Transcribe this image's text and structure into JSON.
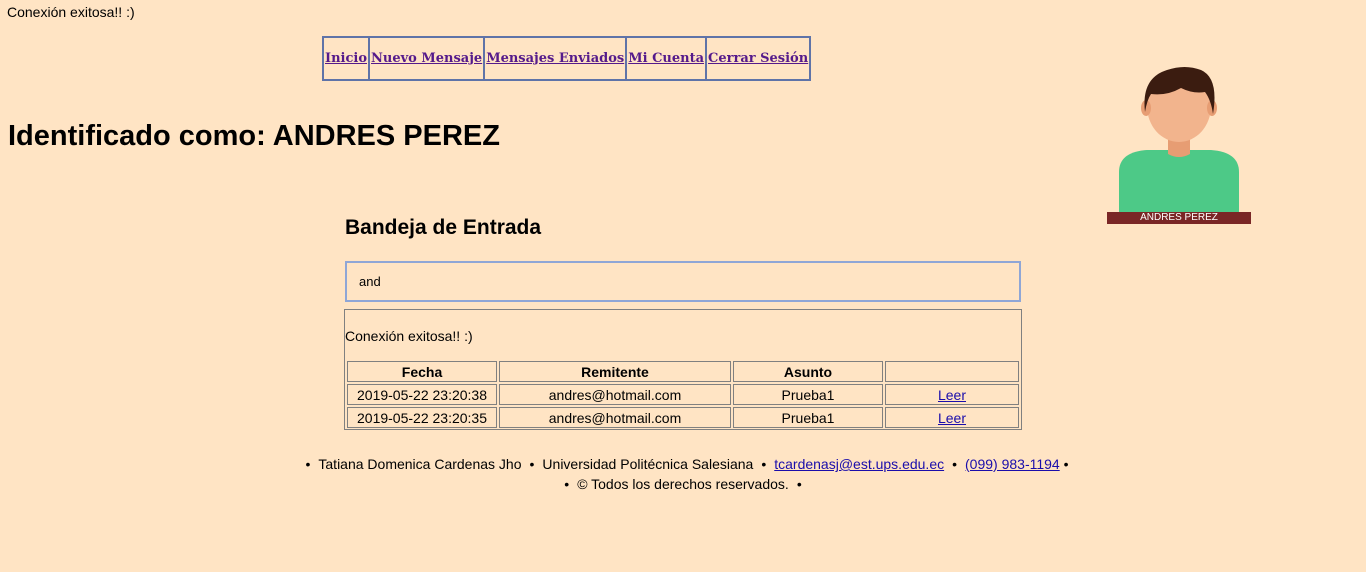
{
  "status_message": "Conexión exitosa!! :)",
  "nav": {
    "items": [
      {
        "label": "Inicio"
      },
      {
        "label": "Nuevo Mensaje"
      },
      {
        "label": "Mensajes Enviados"
      },
      {
        "label": "Mi Cuenta"
      },
      {
        "label": "Cerrar Sesión"
      }
    ]
  },
  "identified_as": "Identificado como: ANDRES PEREZ",
  "avatar": {
    "name": "ANDRES PEREZ",
    "colors": {
      "hair": "#3b1c10",
      "skin": "#f2b48d",
      "shirt": "#4dc987",
      "nameplate": "#7a2626"
    }
  },
  "inbox": {
    "title": "Bandeja de Entrada",
    "search_value": "and",
    "status": "Conexión exitosa!! :)",
    "headers": [
      "Fecha",
      "Remitente",
      "Asunto",
      ""
    ],
    "rows": [
      {
        "date": "2019-05-22 23:20:38",
        "sender": "andres@hotmail.com",
        "subject": "Prueba1",
        "action": "Leer"
      },
      {
        "date": "2019-05-22 23:20:35",
        "sender": "andres@hotmail.com",
        "subject": "Prueba1",
        "action": "Leer"
      }
    ]
  },
  "footer": {
    "name": "Tatiana Domenica Cardenas Jho",
    "university": "Universidad Politécnica Salesiana",
    "email": "tcardenasj@est.ups.edu.ec",
    "phone": "(099) 983-1194",
    "copyright": "© Todos los derechos reservados.",
    "bullet": "•"
  }
}
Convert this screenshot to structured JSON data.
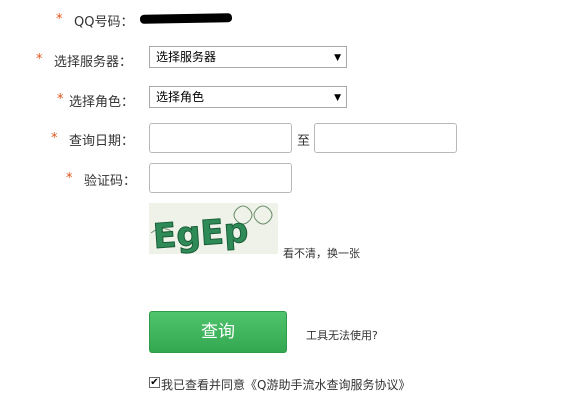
{
  "form": {
    "qq_label": "QQ号码：",
    "server_label": "选择服务器：",
    "server_select": {
      "selected": "选择服务器"
    },
    "role_label": "选择角色：",
    "role_select": {
      "selected": "选择角色"
    },
    "date_label": "查询日期：",
    "date_separator": "至",
    "captcha_label": "验证码：",
    "captcha_text": "EgEp",
    "refresh_link": "看不清，换一张",
    "submit_label": "查询",
    "help_link": "工具无法使用?",
    "agree_text": "我已查看并同意",
    "agreement_link": "《Q游助手流水查询服务协议》",
    "required_mark": "*"
  },
  "colors": {
    "required": "#e0531c",
    "button": "#3cb55a"
  }
}
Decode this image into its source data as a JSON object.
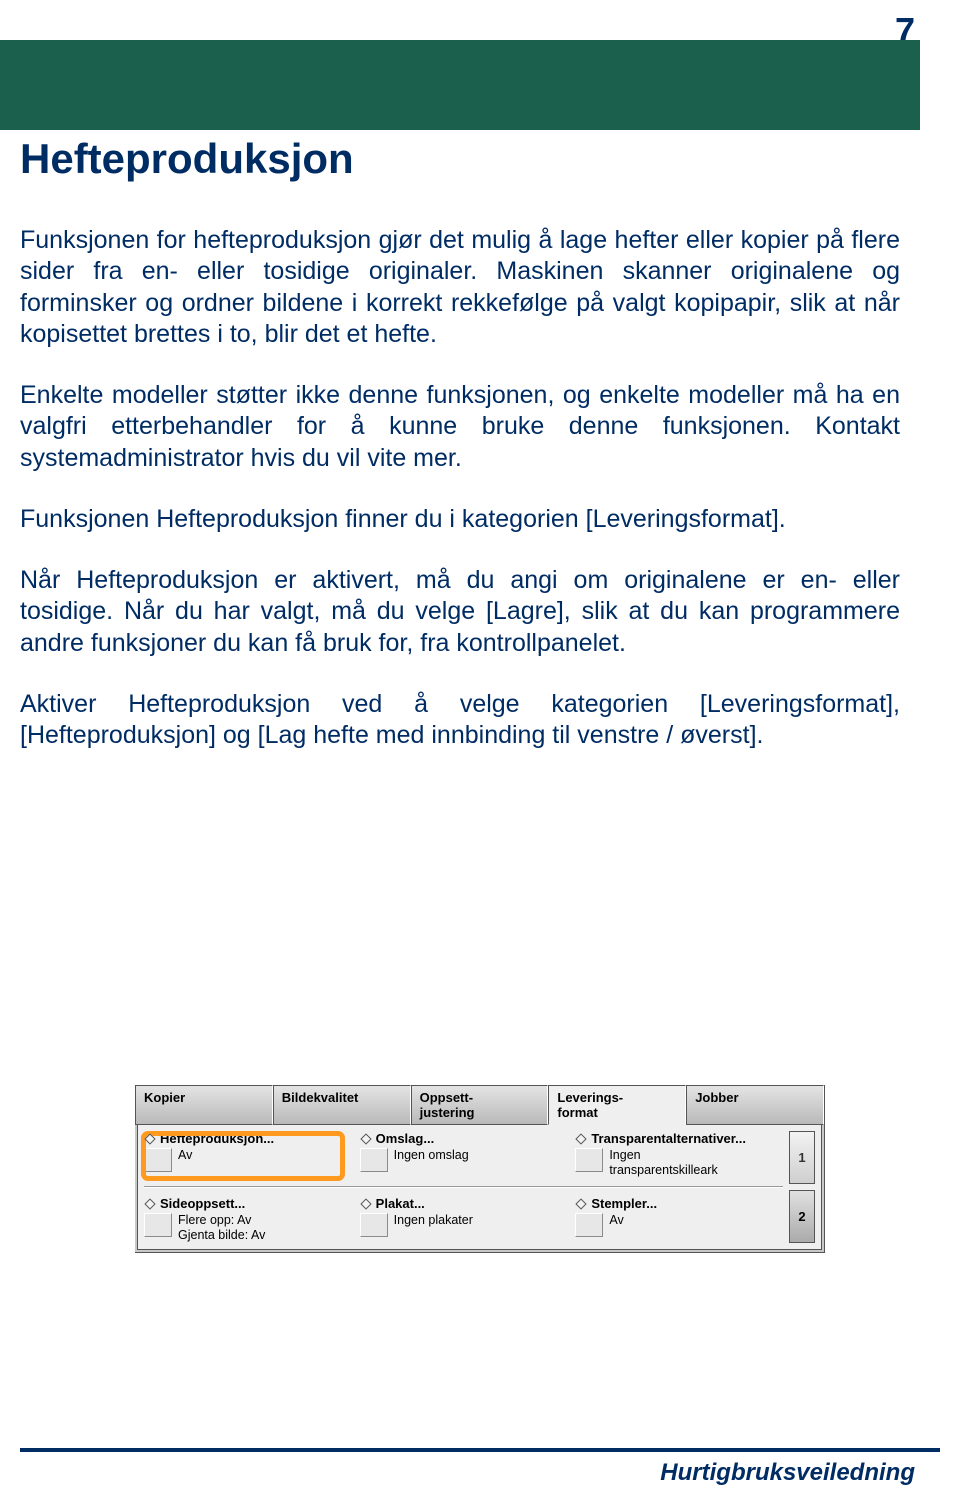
{
  "page_number": "7",
  "title": "Hefteproduksjon",
  "paragraphs": [
    "Funksjonen for hefteproduksjon gjør det mulig å lage hefter eller kopier på flere sider fra en- eller tosidige originaler. Maskinen skanner originalene og forminsker og ordner bildene i korrekt rekkefølge på valgt kopipapir, slik at når kopisettet brettes i to, blir det et hefte.",
    "Enkelte modeller støtter ikke denne funksjonen, og enkelte modeller må ha en valgfri etterbehandler for å kunne bruke denne funksjonen. Kontakt systemadministrator hvis du vil vite mer.",
    "Funksjonen Hefteproduksjon finner du i kategorien [Leveringsformat].",
    "Når Hefteproduksjon er aktivert, må du angi om originalene er en- eller tosidige. Når du har valgt, må du velge [Lagre], slik at du kan programmere andre funksjoner du kan få bruk for, fra kontrollpanelet.",
    "Aktiver Hefteproduksjon ved å velge kategorien [Leveringsformat], [Hefteproduksjon] og [Lag hefte med innbinding til venstre / øverst]."
  ],
  "ui": {
    "tabs": [
      "Kopier",
      "Bildekvalitet",
      "Oppsett-\njustering",
      "Leverings-\nformat",
      "Jobber"
    ],
    "active_tab_index": 3,
    "options": [
      {
        "title": "Hefteproduksjon...",
        "detail": "Av"
      },
      {
        "title": "Omslag...",
        "detail": "Ingen omslag"
      },
      {
        "title": "Transparentalternativer...",
        "detail": "Ingen\ntransparentskilleark"
      },
      {
        "title": "Sideoppsett...",
        "detail": "Flere opp: Av\nGjenta bilde: Av"
      },
      {
        "title": "Plakat...",
        "detail": "Ingen plakater"
      },
      {
        "title": "Stempler...",
        "detail": "Av"
      }
    ],
    "side": {
      "p1": "1",
      "p2": "2"
    }
  },
  "footer": "Hurtigbruksveiledning"
}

■ **What to do**
Look above for lines with the word "into" and copy them all.

■ **Exercise answer**
Transcribe this image's text and structure into JSON.
Decode this image into its source data as a JSON object.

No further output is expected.